THE TASK:
Retype all the entries word for word, but omit the pictures.

(Data entries)
===============

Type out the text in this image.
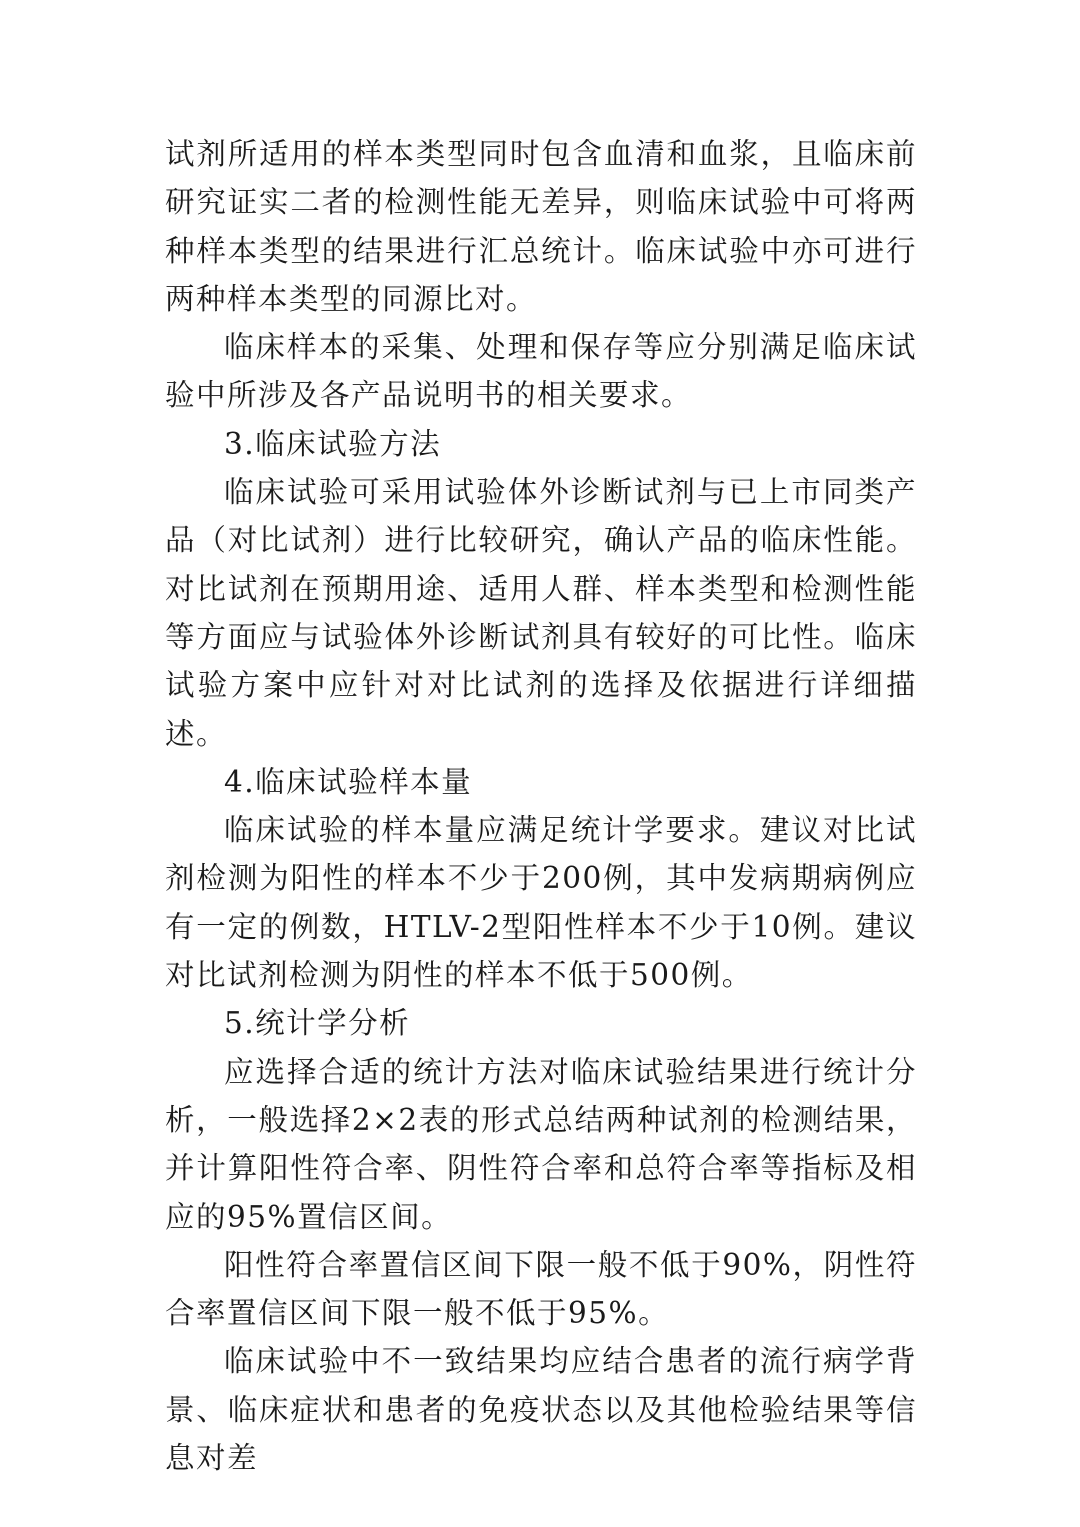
试剂所适用的样本类型同时包含血清和血浆，且临床前研究证实二者的检测性能无差异，则临床试验中可将两种样本类型的结果进行汇总统计。临床试验中亦可进行两种样本类型的同源比对。

临床样本的采集、处理和保存等应分别满足临床试验中所涉及各产品说明书的相关要求。

3.临床试验方法

临床试验可采用试验体外诊断试剂与已上市同类产品（对比试剂）进行比较研究，确认产品的临床性能。对比试剂在预期用途、适用人群、样本类型和检测性能等方面应与试验体外诊断试剂具有较好的可比性。临床试验方案中应针对对比试剂的选择及依据进行详细描述。

4.临床试验样本量

临床试验的样本量应满足统计学要求。建议对比试剂检测为阳性的样本不少于200例，其中发病期病例应有一定的例数，HTLV-2型阳性样本不少于10例。建议对比试剂检测为阴性的样本不低于500例。

5.统计学分析

应选择合适的统计方法对临床试验结果进行统计分析，一般选择2×2表的形式总结两种试剂的检测结果，并计算阳性符合率、阴性符合率和总符合率等指标及相应的95%置信区间。

阳性符合率置信区间下限一般不低于90%，阴性符合率置信区间下限一般不低于95%。

临床试验中不一致结果均应结合患者的流行病学背景、临床症状和患者的免疫状态以及其他检验结果等信息对差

===============

EXERCISE OUTPUT:
Type out the text in this image.
试剂所适用的样本类型同时包含血清和血浆，且临床前研究证实二者的检测性能无差异，则临床试验中可将两种样本类型的结果进行汇总统计。临床试验中亦可进行两种样本类型的同源比对。

临床样本的采集、处理和保存等应分别满足临床试验中所涉及各产品说明书的相关要求。

3.临床试验方法

临床试验可采用试验体外诊断试剂与已上市同类产品（对比试剂）进行比较研究，确认产品的临床性能。对比试剂在预期用途、适用人群、样本类型和检测性能等方面应与试验体外诊断试剂具有较好的可比性。临床试验方案中应针对对比试剂的选择及依据进行详细描述。

4.临床试验样本量

临床试验的样本量应满足统计学要求。建议对比试剂检测为阳性的样本不少于200例，其中发病期病例应有一定的例数，HTLV-2型阳性样本不少于10例。建议对比试剂检测为阴性的样本不低于500例。

5.统计学分析

应选择合适的统计方法对临床试验结果进行统计分析，一般选择2×2表的形式总结两种试剂的检测结果，并计算阳性符合率、阴性符合率和总符合率等指标及相应的95%置信区间。

阳性符合率置信区间下限一般不低于90%，阴性符合率置信区间下限一般不低于95%。

临床试验中不一致结果均应结合患者的流行病学背景、临床症状和患者的免疫状态以及其他检验结果等信息对差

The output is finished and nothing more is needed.